Reading text ::
────

Consider the part of the calculation that dates the birth of Christ to exactly nine months after the Annunciation.   Some might quibble over whether the nine months had to be exact to the day or not, but that the birth took place nine months after the Annunciation, whether approximately or to the exact day, we can take from the Gospel according to St. Luke, the sixth chapter of the second verse which states “And so it was, that, while they were there, the days were accomplished that she should be delivered”.  

 

So does St. Luke tell us anything about when the Annunciation took place?

 

Yes, he does.   The first chapter of his Gospel begins the account of the Annunciation by saying “And in the sixth month the angel Gabriel was sent from God unto a city of Galilee, named Nazareth, To a virgin espoused to a man whose name was Joseph, of the House of David; and the virgin’s name was Mary.” (Lk. 1:26-27)

 

What is meant by “in the sixth month”?

 

The verses immediately preceding the account state that St. Elizabeth, the wife of St. Zechariah, “conceived, and hid herself five months, saying, Thus hath the Lord dealt with me in the days wherein he looked on me, to take away my reproach among men.”   (vv.24-25)

 

So the Annunciation took place in the sixth month of St. Elizabeth’s pregnancy.   Well, does St. Luke tell us when St. Elizabeth conceived John the Baptist?

 

Again, the answer is yes.   The twenty-third verse and the first part of the twenty-fourth read: “And it came to pass, that, as soon as the days of his ministration were accomplished, he departed to his own house.   And after those days his wife Elisabeth conceived” which brings us back to the start of the previous quotation.   So the conception of John the Baptist took place immediately after the days of St. Zechariah’s ministration in which the same angel Gabriel had been sent to him to tell him of the upcoming birth of John the Baptist.

 

So do we know when the time in which St. Zechariah was ministering in the Temple actually was?

────

Data rows ::
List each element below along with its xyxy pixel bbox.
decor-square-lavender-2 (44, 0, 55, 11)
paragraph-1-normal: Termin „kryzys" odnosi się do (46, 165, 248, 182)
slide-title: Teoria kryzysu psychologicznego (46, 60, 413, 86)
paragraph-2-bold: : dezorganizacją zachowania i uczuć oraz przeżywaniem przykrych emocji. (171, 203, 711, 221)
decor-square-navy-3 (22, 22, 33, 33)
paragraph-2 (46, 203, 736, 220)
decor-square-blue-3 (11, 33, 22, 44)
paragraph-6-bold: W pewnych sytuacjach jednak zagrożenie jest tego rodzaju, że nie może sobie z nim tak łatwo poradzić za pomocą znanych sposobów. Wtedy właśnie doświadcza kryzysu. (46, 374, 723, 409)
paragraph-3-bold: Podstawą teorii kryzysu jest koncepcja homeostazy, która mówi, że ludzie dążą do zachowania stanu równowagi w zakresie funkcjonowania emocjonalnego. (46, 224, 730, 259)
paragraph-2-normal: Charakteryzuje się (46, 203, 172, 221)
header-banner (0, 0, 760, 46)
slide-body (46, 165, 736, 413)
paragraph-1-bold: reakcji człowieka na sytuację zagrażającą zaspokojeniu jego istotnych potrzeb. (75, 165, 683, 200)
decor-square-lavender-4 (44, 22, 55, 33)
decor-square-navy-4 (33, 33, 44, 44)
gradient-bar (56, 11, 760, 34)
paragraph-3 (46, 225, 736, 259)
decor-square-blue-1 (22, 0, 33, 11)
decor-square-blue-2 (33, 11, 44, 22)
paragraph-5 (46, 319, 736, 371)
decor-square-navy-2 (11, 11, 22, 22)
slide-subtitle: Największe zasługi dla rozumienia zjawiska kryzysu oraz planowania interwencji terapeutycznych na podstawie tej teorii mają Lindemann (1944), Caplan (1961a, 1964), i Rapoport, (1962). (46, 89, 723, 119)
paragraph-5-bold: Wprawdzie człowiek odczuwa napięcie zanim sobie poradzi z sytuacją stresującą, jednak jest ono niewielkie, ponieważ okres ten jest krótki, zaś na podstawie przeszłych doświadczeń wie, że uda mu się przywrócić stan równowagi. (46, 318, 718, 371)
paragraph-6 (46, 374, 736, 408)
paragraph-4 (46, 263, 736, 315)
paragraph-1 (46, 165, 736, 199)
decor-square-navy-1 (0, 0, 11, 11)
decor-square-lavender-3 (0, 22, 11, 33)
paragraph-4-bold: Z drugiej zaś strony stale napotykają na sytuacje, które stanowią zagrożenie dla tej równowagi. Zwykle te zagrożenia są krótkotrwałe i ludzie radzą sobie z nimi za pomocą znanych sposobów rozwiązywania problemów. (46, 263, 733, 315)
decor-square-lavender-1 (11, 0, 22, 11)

────

Stated exercise ::
Update the passage on dating the Annunciation: write it out again starting with "The verses immediately" and going on through "John the Baptist?", replacing "reproach" with "disgrace".

Full answer ::
The verses immediately preceding the account state that St. Elizabeth, the wife of St. Zechariah, “conceived, and hid herself five months, saying, Thus hath the Lord dealt with me in the days wherein he looked on me, to take away my disgrace among men.”   (vv.24-25)

 

So the Annunciation took place in the sixth month of St. Elizabeth’s pregnancy.   Well, does St. Luke tell us when St. Elizabeth conceived John the Baptist?